Records shown
######

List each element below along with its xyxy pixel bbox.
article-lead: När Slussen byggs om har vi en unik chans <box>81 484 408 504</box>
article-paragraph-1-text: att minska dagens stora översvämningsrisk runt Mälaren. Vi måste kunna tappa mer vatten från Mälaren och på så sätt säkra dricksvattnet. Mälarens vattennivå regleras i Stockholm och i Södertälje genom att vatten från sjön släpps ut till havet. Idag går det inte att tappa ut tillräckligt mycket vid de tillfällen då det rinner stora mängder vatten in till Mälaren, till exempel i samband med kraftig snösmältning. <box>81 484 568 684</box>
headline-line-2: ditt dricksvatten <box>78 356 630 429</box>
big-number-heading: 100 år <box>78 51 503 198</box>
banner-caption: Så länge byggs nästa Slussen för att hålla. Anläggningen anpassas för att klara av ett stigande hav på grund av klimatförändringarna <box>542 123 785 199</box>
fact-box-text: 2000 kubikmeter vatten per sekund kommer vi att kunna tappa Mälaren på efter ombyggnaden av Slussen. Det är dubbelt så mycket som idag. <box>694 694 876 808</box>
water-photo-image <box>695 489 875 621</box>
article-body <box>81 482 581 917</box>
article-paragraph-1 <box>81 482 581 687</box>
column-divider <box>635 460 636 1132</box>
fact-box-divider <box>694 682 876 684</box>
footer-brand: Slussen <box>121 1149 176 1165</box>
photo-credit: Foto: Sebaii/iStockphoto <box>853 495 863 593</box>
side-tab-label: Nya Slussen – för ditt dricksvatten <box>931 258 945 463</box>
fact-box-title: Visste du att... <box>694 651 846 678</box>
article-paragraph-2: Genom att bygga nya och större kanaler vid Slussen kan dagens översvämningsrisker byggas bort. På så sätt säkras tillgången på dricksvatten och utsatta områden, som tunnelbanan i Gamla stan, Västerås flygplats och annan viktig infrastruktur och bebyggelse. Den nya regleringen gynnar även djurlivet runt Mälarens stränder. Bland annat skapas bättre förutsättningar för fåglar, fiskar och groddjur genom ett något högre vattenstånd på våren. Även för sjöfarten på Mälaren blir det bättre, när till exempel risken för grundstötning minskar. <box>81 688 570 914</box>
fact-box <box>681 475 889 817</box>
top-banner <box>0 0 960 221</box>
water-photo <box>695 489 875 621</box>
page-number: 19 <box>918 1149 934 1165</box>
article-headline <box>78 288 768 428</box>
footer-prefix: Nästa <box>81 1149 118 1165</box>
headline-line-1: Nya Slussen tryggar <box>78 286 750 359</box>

######

Assigned task
Please write the full listing out again, exactly.

Response area
List each element below along with its xyxy pixel bbox.
article-lead: När Slussen byggs om har vi en unik chans <box>81 484 408 504</box>
article-paragraph-1-text: att minska dagens stora översvämningsrisk runt Mälaren. Vi måste kunna tappa mer vatten från Mälaren och på så sätt säkra dricksvattnet. Mälarens vattennivå regleras i Stockholm och i Södertälje genom att vatten från sjön släpps ut till havet. Idag går det inte att tappa ut tillräckligt mycket vid de tillfällen då det rinner stora mängder vatten in till Mälaren, till exempel i samband med kraftig snösmältning. <box>81 484 568 684</box>
headline-line-2: ditt dricksvatten <box>78 356 630 429</box>
big-number-heading: 100 år <box>78 51 503 198</box>
banner-caption: Så länge byggs nästa Slussen för att hålla. Anläggningen anpassas för att klara av ett stigande hav på grund av klimatförändringarna <box>542 123 785 199</box>
fact-box-text: 2000 kubikmeter vatten per sekund kommer vi att kunna tappa Mälaren på efter ombyggnaden av Slussen. Det är dubbelt så mycket som idag. <box>694 694 876 808</box>
water-photo-image <box>695 489 875 621</box>
article-body <box>81 482 581 917</box>
article-paragraph-1 <box>81 482 581 687</box>
column-divider <box>635 460 636 1132</box>
fact-box-divider <box>694 682 876 684</box>
footer-brand: Slussen <box>121 1149 176 1165</box>
photo-credit: Foto: Sebaii/iStockphoto <box>853 495 863 593</box>
side-tab-label: Nya Slussen – för ditt dricksvatten <box>931 258 945 463</box>
fact-box-title: Visste du att... <box>694 651 846 678</box>
article-paragraph-2: Genom att bygga nya och större kanaler vid Slussen kan dagens översvämningsrisker byggas bort. På så sätt säkras tillgången på dricksvatten och utsatta områden, som tunnelbanan i Gamla stan, Västerås flygplats och annan viktig infrastruktur och bebyggelse. Den nya regleringen gynnar även djurlivet runt Mälarens stränder. Bland annat skapas bättre förutsättningar för fåglar, fiskar och groddjur genom ett något högre vattenstånd på våren. Även för sjöfarten på Mälaren blir det bättre, när till exempel risken för grundstötning minskar. <box>81 688 570 914</box>
fact-box <box>681 475 889 817</box>
top-banner <box>0 0 960 221</box>
water-photo <box>695 489 875 621</box>
page-number: 19 <box>918 1149 934 1165</box>
article-headline <box>78 288 768 428</box>
footer-prefix: Nästa <box>81 1149 118 1165</box>
headline-line-1: Nya Slussen tryggar <box>78 286 750 359</box>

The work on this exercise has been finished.